(Given records):
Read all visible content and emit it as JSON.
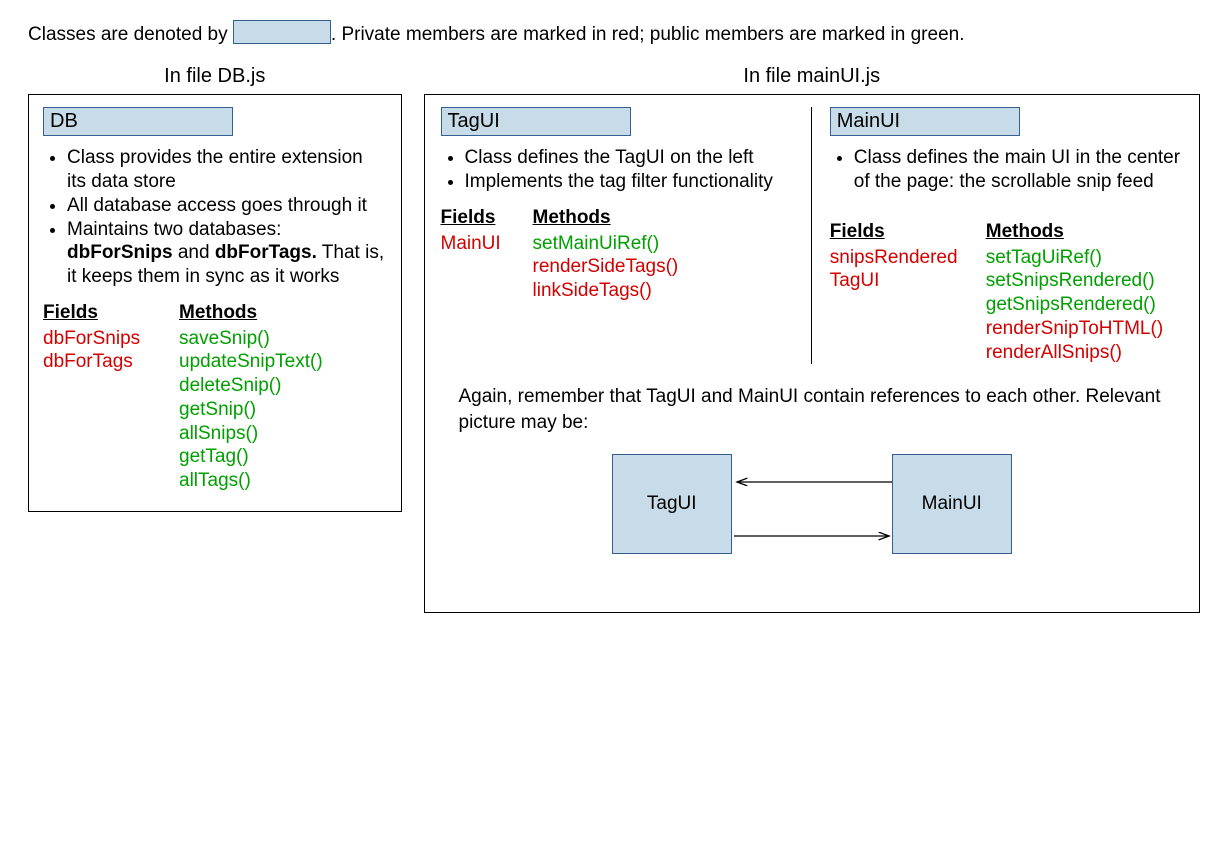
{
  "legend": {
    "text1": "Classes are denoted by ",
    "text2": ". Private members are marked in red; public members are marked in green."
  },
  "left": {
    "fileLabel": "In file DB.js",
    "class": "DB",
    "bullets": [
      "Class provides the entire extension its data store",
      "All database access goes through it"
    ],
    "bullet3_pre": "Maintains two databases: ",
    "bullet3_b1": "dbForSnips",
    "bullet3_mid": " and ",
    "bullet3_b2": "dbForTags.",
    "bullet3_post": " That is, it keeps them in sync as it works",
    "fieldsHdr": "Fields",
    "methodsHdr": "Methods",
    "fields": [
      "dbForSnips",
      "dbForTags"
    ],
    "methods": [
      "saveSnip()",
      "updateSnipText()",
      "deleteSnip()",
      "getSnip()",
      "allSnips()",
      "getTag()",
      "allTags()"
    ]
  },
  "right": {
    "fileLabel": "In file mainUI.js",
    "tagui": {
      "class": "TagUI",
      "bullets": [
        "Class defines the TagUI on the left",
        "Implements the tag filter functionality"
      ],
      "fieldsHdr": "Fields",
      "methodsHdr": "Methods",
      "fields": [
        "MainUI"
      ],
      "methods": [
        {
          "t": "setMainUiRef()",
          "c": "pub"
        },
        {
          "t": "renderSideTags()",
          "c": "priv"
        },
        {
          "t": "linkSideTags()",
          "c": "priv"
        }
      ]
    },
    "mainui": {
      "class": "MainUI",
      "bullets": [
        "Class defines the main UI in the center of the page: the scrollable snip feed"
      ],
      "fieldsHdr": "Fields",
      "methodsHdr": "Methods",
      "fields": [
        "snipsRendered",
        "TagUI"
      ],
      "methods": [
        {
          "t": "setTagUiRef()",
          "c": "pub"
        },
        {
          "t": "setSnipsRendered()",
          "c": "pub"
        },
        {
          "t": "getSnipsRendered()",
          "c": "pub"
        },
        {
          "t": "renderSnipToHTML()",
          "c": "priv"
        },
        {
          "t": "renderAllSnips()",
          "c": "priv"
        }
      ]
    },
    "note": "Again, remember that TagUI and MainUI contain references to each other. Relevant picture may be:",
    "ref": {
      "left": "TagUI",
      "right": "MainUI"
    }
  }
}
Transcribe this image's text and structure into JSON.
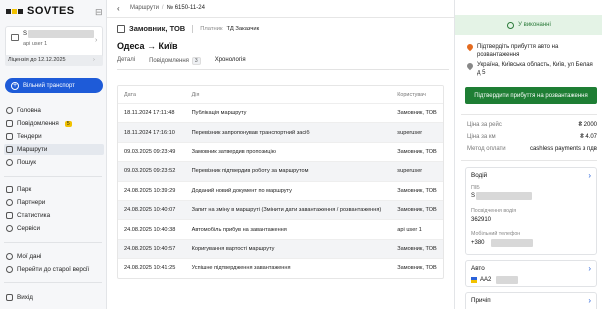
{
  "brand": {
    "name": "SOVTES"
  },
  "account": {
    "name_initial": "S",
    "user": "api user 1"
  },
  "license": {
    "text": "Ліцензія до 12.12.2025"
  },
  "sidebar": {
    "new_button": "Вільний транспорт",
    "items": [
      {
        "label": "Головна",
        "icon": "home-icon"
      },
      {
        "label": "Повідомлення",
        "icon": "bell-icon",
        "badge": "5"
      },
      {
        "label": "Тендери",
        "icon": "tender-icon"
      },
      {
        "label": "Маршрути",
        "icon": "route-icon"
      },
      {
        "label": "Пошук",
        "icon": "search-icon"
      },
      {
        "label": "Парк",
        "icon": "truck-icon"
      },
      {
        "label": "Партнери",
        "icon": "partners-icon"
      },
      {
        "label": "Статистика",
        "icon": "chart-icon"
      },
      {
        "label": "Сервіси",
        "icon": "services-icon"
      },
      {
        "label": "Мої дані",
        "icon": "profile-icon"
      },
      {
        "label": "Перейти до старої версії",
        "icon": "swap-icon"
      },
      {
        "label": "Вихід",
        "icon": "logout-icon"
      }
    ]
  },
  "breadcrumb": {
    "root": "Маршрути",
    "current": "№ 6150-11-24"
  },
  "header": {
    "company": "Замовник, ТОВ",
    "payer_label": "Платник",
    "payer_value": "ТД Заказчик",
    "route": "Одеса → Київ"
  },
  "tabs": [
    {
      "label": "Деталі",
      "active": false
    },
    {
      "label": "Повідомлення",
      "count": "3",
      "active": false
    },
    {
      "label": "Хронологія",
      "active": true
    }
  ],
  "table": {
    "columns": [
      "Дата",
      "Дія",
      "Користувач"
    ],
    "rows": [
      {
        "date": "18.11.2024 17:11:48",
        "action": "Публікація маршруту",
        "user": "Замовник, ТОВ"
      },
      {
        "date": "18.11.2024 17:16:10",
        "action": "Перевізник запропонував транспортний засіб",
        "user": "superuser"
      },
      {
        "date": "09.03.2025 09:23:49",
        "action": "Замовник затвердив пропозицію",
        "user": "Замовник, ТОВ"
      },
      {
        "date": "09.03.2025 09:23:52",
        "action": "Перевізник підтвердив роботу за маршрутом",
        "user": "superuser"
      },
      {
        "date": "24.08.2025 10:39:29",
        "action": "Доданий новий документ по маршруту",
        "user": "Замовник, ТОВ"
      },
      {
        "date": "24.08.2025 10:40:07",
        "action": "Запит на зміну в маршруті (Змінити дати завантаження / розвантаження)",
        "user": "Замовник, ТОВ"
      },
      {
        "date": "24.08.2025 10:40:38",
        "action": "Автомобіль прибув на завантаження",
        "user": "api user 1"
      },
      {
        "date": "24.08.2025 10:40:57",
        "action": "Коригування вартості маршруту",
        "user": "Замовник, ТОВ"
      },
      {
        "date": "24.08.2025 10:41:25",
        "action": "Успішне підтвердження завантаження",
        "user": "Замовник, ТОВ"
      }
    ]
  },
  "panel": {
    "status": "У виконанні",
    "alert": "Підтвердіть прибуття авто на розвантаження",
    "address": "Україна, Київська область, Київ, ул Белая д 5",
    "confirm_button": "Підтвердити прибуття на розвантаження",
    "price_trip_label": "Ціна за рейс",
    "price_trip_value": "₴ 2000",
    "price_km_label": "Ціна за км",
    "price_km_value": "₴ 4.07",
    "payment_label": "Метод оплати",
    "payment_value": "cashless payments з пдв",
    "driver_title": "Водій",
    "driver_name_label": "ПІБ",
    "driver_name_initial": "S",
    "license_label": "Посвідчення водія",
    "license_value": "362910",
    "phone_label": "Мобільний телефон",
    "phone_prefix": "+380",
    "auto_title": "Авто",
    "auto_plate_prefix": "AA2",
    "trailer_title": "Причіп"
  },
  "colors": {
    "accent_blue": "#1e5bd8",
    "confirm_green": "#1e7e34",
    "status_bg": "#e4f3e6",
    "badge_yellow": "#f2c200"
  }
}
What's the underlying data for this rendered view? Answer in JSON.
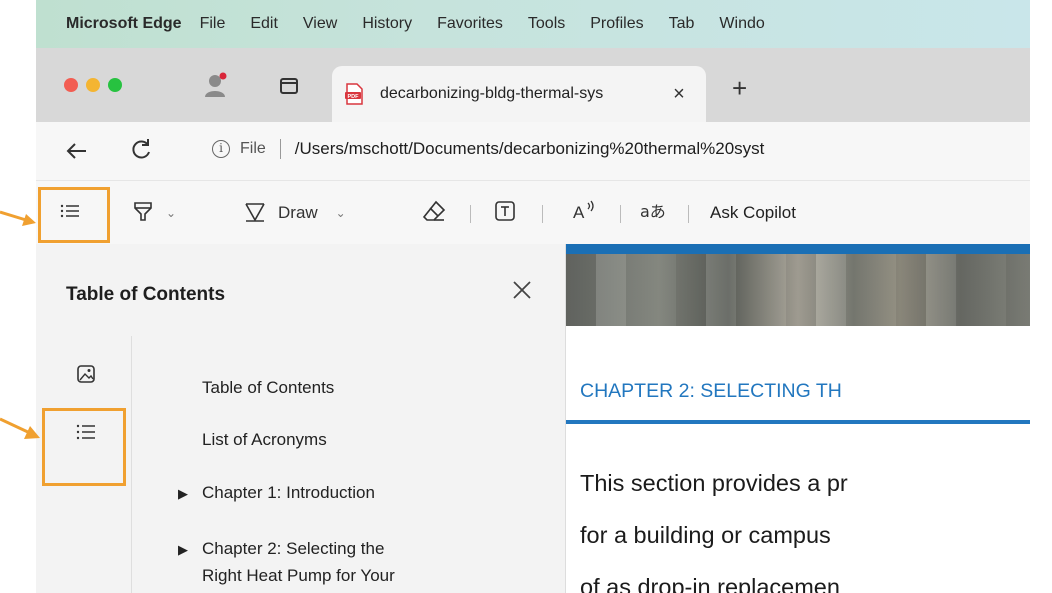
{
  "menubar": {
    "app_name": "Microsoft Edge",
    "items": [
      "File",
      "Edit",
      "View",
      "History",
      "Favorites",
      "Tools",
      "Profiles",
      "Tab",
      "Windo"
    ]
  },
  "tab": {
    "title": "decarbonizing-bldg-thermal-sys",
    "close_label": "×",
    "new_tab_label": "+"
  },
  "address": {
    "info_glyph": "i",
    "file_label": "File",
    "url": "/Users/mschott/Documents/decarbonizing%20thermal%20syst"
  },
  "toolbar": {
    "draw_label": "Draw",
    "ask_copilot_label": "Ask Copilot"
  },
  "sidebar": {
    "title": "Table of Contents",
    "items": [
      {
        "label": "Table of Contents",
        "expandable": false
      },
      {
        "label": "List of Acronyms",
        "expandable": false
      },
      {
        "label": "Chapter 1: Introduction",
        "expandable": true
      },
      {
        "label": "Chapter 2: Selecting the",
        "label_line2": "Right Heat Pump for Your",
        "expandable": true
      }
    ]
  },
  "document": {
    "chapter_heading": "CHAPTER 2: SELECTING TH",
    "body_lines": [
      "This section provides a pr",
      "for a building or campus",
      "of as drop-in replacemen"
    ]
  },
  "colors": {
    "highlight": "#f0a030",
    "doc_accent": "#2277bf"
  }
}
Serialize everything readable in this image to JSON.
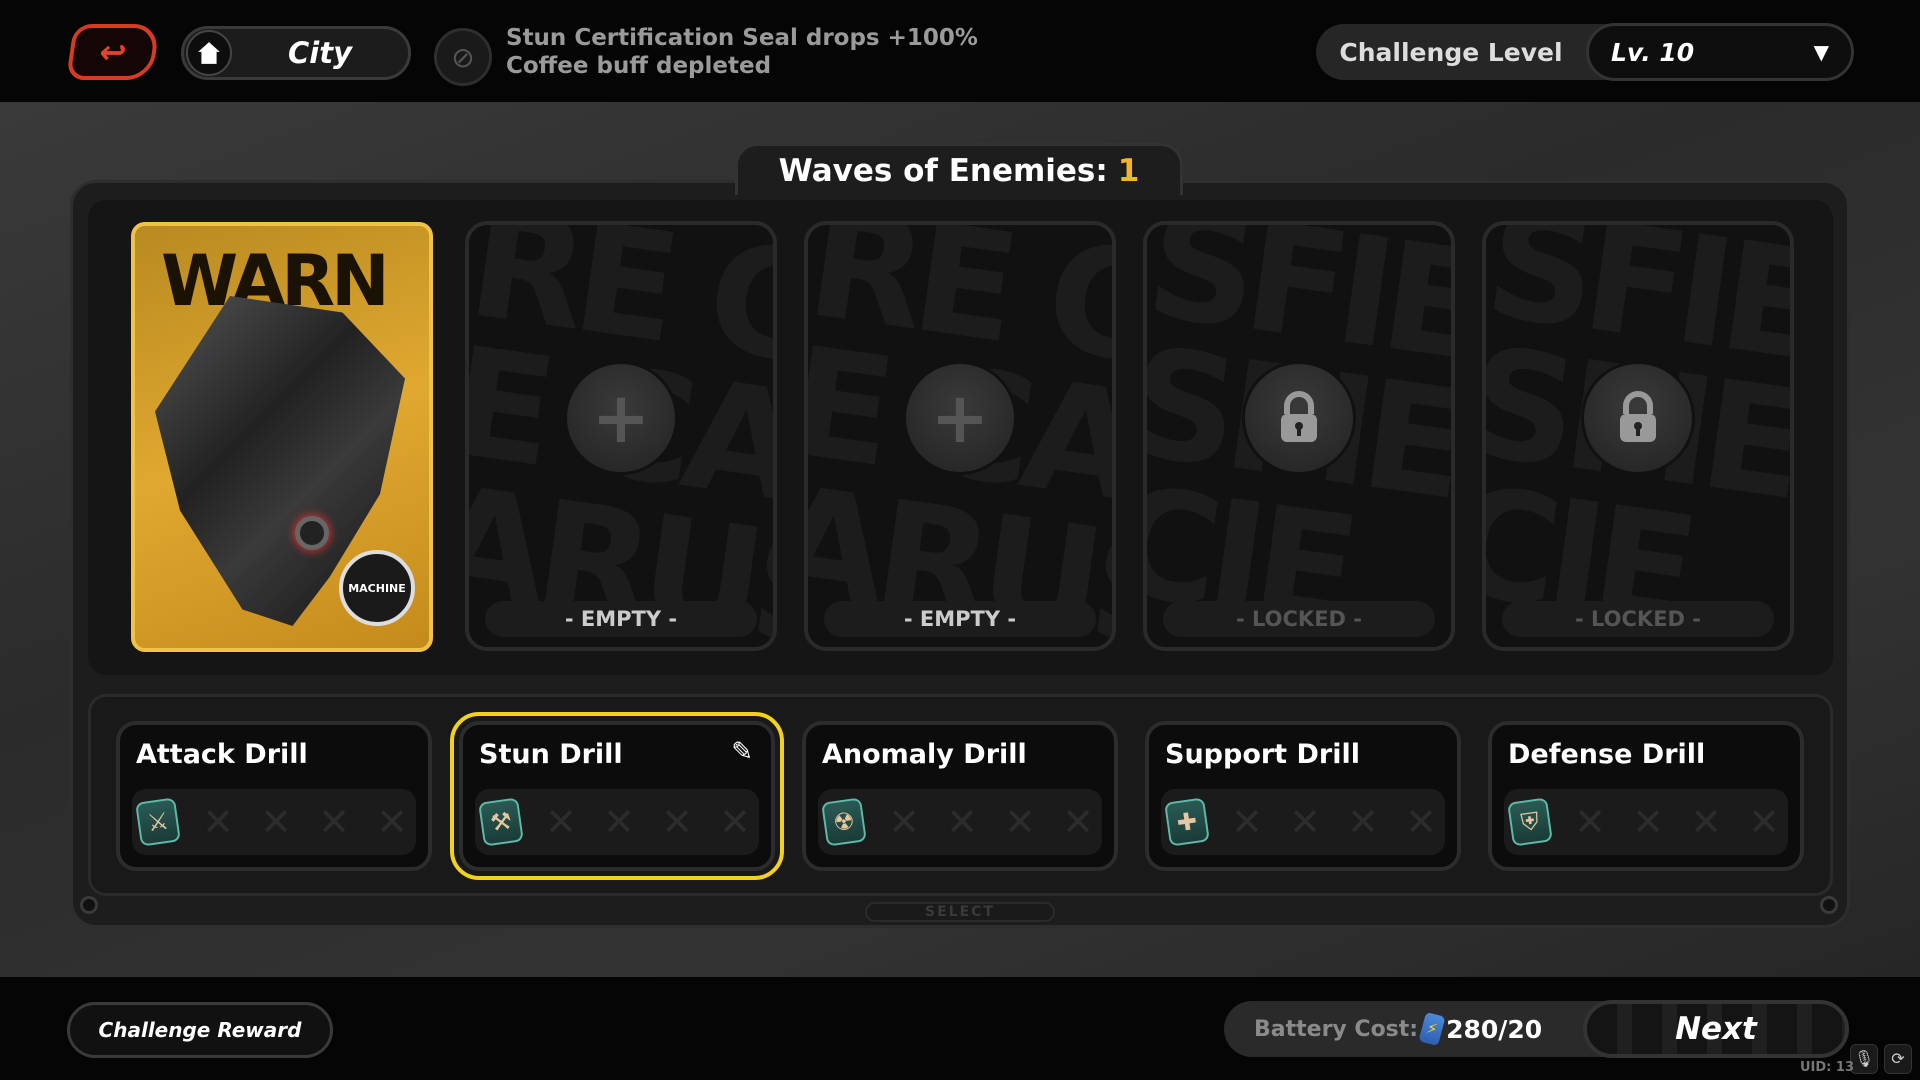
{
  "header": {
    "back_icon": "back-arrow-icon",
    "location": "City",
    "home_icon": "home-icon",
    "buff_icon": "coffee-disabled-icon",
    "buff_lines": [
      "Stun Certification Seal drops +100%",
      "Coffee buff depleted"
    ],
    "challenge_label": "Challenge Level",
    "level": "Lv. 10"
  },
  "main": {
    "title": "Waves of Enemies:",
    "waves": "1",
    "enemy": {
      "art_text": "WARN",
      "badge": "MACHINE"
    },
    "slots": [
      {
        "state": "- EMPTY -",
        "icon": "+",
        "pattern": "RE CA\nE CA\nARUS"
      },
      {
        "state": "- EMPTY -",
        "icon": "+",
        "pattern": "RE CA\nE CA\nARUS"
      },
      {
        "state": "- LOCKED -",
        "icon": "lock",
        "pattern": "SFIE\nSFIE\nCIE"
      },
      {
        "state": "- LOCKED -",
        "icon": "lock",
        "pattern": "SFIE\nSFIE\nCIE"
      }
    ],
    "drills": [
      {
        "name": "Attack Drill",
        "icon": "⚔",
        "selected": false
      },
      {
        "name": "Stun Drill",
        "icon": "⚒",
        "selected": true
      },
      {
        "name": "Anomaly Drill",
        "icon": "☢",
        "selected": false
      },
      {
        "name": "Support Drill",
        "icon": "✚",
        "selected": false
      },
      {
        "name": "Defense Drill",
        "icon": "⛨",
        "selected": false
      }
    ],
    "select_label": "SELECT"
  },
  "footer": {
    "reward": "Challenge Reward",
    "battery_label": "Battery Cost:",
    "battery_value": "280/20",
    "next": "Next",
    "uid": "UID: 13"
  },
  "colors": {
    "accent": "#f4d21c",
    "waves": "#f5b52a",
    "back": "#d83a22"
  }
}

(Task instructions): Write out every line of the data that holds the word "provides".

(Task response):
      "Class provides the entire extension its data store",
      "This section provides a pr",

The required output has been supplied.